** Begin DATA FOR THIS TASK **
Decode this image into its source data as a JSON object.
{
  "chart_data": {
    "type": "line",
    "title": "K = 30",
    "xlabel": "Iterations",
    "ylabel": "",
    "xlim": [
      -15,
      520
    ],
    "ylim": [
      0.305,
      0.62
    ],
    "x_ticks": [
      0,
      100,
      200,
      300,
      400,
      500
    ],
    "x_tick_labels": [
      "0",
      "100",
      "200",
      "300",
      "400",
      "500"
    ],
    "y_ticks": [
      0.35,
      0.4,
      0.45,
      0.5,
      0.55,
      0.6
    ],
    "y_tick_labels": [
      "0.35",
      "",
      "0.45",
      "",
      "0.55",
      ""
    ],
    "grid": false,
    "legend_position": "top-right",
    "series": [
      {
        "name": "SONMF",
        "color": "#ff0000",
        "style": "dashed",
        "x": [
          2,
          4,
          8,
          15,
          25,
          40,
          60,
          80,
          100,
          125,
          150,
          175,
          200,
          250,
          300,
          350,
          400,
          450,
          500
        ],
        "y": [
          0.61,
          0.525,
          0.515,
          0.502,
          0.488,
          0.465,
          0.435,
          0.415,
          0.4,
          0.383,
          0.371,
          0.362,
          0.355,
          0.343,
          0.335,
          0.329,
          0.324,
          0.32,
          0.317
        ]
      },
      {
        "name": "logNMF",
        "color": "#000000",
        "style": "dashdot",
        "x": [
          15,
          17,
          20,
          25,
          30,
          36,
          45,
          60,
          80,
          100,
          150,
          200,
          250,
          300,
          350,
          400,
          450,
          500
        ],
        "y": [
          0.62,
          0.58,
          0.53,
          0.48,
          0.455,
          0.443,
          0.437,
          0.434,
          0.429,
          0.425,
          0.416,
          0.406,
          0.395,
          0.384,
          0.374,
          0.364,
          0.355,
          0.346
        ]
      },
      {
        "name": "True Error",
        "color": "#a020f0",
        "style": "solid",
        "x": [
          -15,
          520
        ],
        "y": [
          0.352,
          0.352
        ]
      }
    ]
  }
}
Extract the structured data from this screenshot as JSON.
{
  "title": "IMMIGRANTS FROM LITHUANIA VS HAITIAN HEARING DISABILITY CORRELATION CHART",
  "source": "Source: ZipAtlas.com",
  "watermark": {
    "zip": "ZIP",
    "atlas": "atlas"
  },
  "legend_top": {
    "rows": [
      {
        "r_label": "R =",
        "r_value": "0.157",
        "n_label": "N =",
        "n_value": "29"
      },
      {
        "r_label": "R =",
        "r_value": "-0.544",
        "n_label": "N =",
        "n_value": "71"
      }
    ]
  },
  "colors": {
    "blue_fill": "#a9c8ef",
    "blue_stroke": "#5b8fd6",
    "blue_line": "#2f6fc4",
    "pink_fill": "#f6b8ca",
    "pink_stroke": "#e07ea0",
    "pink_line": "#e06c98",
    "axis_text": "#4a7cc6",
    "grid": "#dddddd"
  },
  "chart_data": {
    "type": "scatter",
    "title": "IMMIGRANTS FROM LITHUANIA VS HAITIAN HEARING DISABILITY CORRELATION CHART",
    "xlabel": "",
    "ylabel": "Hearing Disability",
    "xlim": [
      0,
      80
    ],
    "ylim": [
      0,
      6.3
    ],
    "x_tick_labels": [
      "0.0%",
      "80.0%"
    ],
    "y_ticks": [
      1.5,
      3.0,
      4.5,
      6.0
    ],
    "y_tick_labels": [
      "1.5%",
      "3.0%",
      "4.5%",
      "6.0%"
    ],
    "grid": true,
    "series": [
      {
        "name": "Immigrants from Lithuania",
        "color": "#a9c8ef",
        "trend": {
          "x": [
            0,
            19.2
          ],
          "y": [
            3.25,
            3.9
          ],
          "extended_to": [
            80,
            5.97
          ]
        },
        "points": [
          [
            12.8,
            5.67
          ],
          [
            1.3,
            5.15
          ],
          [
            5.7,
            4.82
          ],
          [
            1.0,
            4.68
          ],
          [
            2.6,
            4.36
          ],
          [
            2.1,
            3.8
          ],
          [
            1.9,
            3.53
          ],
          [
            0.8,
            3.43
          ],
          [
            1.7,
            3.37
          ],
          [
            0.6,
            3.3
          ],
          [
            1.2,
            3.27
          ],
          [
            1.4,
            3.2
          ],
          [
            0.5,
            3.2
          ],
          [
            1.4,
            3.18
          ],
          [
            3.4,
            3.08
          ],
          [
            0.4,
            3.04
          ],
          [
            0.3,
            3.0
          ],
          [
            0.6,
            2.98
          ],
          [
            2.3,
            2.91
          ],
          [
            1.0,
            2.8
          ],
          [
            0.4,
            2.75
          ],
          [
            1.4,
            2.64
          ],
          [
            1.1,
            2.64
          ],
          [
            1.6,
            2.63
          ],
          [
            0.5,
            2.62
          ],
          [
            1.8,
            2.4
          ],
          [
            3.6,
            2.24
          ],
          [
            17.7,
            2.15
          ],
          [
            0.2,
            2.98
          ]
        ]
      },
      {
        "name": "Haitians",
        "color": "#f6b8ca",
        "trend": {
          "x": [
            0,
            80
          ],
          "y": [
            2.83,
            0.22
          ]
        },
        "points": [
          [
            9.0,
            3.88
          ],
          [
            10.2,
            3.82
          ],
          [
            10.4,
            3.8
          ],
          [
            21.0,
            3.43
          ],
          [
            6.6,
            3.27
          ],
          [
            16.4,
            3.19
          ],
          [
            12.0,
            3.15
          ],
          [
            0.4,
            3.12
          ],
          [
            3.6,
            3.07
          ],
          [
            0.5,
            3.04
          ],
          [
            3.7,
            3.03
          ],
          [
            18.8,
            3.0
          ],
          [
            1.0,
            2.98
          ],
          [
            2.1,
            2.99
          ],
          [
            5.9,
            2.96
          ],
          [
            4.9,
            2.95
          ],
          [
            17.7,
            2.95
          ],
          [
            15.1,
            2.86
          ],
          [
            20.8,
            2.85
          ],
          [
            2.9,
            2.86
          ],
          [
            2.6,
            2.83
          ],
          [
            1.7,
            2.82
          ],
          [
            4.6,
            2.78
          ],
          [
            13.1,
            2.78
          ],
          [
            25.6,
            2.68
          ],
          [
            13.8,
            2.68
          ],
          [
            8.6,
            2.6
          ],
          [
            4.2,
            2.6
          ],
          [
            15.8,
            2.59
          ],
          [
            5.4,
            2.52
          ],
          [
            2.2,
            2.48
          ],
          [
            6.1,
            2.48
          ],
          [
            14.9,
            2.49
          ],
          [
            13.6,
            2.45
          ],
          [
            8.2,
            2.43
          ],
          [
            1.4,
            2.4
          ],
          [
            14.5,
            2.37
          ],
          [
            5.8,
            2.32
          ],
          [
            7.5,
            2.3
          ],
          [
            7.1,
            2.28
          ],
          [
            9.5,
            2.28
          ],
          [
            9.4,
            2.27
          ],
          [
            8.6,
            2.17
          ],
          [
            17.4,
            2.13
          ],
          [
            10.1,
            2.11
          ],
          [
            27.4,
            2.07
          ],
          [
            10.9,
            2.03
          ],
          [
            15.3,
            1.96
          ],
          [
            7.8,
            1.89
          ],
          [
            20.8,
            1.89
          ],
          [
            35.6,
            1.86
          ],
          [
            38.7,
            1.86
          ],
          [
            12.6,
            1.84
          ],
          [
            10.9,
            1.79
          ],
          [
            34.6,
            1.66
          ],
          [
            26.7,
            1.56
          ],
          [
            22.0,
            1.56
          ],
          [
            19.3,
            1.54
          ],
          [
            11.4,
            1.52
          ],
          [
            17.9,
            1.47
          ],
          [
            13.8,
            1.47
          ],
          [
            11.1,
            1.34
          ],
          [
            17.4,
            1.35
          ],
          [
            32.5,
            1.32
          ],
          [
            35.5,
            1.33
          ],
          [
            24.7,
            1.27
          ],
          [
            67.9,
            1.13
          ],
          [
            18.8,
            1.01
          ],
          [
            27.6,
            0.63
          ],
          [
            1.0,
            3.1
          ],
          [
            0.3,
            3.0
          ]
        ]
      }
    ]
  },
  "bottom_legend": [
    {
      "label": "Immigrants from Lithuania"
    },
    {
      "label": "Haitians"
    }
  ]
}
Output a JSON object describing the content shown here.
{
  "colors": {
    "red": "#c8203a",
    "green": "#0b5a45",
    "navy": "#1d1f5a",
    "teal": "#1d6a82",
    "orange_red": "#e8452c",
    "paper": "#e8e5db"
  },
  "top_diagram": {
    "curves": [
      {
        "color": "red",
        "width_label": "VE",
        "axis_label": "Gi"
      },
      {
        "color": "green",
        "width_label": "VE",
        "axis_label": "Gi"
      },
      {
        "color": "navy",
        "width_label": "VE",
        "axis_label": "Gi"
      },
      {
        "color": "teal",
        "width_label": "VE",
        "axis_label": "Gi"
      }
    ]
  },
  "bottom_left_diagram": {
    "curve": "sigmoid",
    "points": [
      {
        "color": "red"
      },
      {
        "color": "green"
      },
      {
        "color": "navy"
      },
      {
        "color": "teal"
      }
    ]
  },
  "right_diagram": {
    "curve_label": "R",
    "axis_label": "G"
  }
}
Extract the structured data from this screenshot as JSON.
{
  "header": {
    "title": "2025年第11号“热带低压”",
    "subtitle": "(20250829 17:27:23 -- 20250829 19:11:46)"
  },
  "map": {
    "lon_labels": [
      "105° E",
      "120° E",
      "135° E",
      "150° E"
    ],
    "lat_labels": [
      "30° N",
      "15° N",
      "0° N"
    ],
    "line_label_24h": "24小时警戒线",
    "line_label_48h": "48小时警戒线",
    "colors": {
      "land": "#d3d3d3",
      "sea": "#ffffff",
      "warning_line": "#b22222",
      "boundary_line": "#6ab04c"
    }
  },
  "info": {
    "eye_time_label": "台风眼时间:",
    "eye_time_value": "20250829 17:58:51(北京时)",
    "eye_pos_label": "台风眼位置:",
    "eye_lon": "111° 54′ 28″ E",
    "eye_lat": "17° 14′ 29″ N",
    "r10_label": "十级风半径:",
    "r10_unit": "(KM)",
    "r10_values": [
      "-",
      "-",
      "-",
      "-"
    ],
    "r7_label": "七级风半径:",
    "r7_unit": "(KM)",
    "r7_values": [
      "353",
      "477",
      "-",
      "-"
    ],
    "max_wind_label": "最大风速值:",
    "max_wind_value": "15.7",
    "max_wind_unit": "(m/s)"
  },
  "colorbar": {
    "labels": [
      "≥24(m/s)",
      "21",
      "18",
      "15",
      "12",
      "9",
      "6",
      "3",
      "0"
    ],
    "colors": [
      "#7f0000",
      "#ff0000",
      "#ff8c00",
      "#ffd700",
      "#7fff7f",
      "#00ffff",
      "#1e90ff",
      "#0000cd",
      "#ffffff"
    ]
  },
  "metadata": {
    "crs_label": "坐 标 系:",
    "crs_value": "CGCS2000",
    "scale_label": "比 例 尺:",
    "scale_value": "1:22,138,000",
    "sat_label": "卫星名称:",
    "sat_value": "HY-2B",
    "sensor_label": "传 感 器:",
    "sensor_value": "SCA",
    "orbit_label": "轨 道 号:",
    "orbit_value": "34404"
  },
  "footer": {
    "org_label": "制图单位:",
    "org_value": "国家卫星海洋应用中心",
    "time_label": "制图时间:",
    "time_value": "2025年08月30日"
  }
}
** End DATA FOR THIS TASK **
Every line above that contains the word "JSON" should be reported.

● **FULL OUTPUT**:
Decode this image into its source data as a JSON object.
Extract the structured data from this screenshot as JSON.
Output a JSON object describing the content shown here.
Extract the structured data from this screenshot as JSON.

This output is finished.